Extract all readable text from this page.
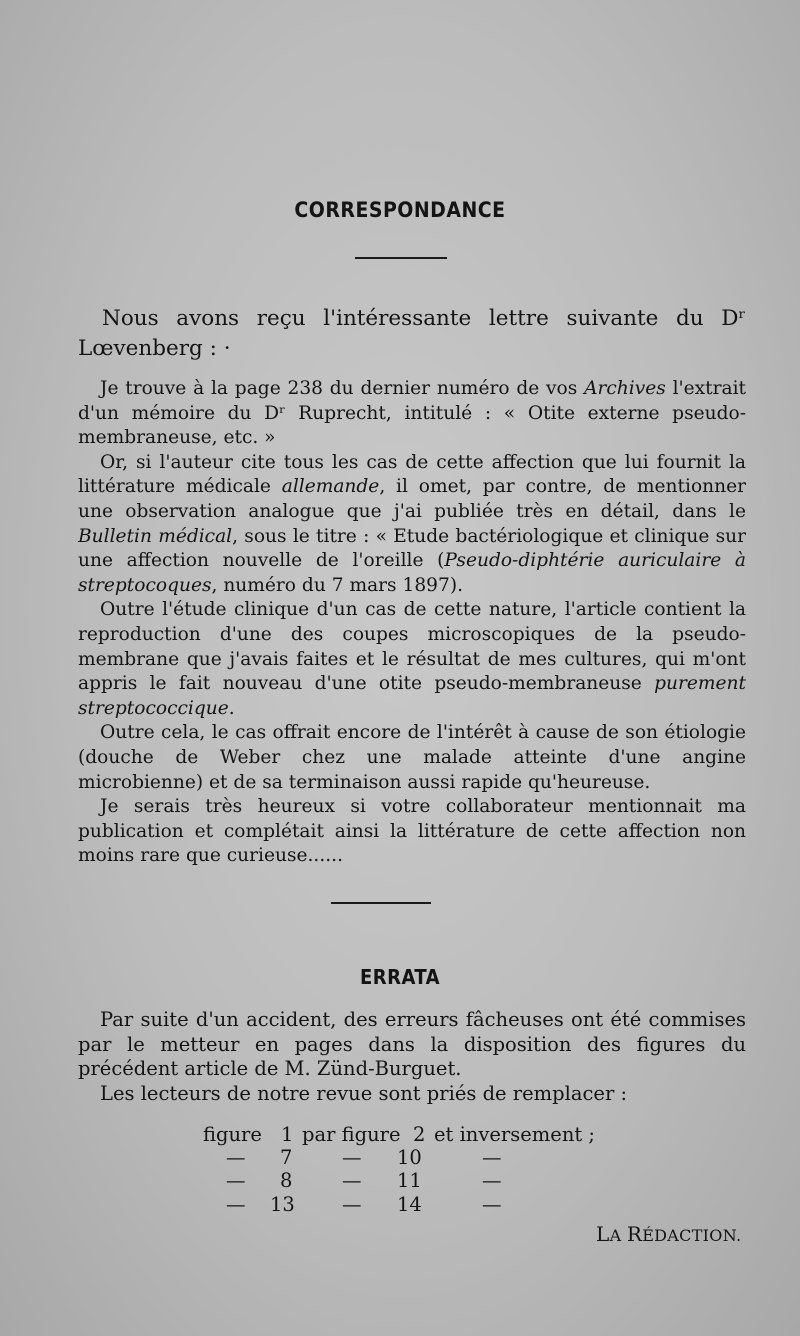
CORRESPONDANCE

Nous avons reçu l'intéressante lettre suivante du Dʳ Lœvenberg : ·

Je trouve à la page 238 du dernier numéro de vos Archives l'extrait d'un mémoire du Dʳ Ruprecht, intitulé : « Otite externe pseudo-membraneuse, etc. »

Or, si l'auteur cite tous les cas de cette affection que lui fournit la littérature médicale allemande, il omet, par contre, de mentionner une observation analogue que j'ai publiée très en détail, dans le Bulletin médical, sous le titre : « Etude bactériologique et clinique sur une affection nouvelle de l'oreille (Pseudo-diphtérie auriculaire à streptocoques, numéro du 7 mars 1897).

Outre l'étude clinique d'un cas de cette nature, l'article contient la reproduction d'une des coupes microscopiques de la pseudo-membrane que j'avais faites et le résultat de mes cultures, qui m'ont appris le fait nouveau d'une otite pseudo-membraneuse purement streptococcique.

Outre cela, le cas offrait encore de l'intérêt à cause de son étiologie (douche de Weber chez une malade atteinte d'une angine microbienne) et de sa terminaison aussi rapide qu'heureuse.

Je serais très heureux si votre collaborateur mentionnait ma publication et complétait ainsi la littérature de cette affection non moins rare que curieuse......

ERRATA

Par suite d'un accident, des erreurs fâcheuses ont été commises par le metteur en pages dans la disposition des figures du précédent article de M. Zünd-Burguet.

Les lecteurs de notre revue sont priés de remplacer :

figure 1 par figure 2 et inversement ;
— 7	— 10	—
— 8	— 11	—
— 13 — 14	—
LA RÉDACTION.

===============

The problem:
Search the records for the word "cette", then list every line that has it.

Result of this task:
Or, si l'auteur cite tous les cas de cette affection que lui fournit la littérature médicale allemande, il omet, par contre, de mentionner une observation analogue que j'ai publiée très en détail, dans le Bulletin médical, sous le titre : « Etude bactériologique et clinique sur une affection nouvelle de l'oreille (Pseudo-diphtérie auriculaire à streptocoques, numéro du 7 mars 1897).
Outre l'étude clinique d'un cas de cette nature, l'article contient la reproduction d'une des coupes microscopiques de la pseudo-membrane que j'avais faites et le résultat de mes cultures, qui m'ont appris le fait nouveau d'une otite pseudo-membraneuse purement streptococcique.
Je serais très heureux si votre collaborateur mentionnait ma publication et complétait ainsi la littérature de cette affection non moins rare que curieuse......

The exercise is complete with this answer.